--- Begin DATA IN THIS EXERCISE ---

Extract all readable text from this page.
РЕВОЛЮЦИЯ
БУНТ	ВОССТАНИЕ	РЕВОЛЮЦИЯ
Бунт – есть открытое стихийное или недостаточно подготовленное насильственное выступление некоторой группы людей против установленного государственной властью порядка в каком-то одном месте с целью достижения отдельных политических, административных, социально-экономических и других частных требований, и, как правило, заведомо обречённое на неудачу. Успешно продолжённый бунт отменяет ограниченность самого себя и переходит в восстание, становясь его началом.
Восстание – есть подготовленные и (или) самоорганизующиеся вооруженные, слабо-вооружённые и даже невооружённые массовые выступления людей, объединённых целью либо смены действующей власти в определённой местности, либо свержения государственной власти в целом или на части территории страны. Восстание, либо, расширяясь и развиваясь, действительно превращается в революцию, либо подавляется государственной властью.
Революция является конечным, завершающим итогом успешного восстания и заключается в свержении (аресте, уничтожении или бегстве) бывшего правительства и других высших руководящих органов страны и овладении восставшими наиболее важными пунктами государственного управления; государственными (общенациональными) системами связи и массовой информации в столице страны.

--- End DATA IN THIS EXERCISE ---

• WHAT THE EXERCISE ASKS: Report every line in the data above in which the word "людей" appears.

• REPLY TO THE TASK:
Бунт – есть открытое стихийное или недостаточно подготовленное насильственное выступление некоторой группы людей против установленного государственной властью порядка в каком-то одном месте с целью достижения отдельных политических, административных, социально-экономических и других частных требований, и, как правило, заведомо обречённое на неудачу. Успешно продолжённый бунт отменяет ограниченность самого себя и переходит в восстание, становясь его началом.
Восстание – есть подготовленные и (или) самоорганизующиеся вооруженные, слабо-вооружённые и даже невооружённые массовые выступления людей, объединённых целью либо смены действующей власти в определённой местности, либо свержения государственной власти в целом или на части территории страны. Восстание, либо, расширяясь и развиваясь, действительно превращается в революцию, либо подавляется государственной властью.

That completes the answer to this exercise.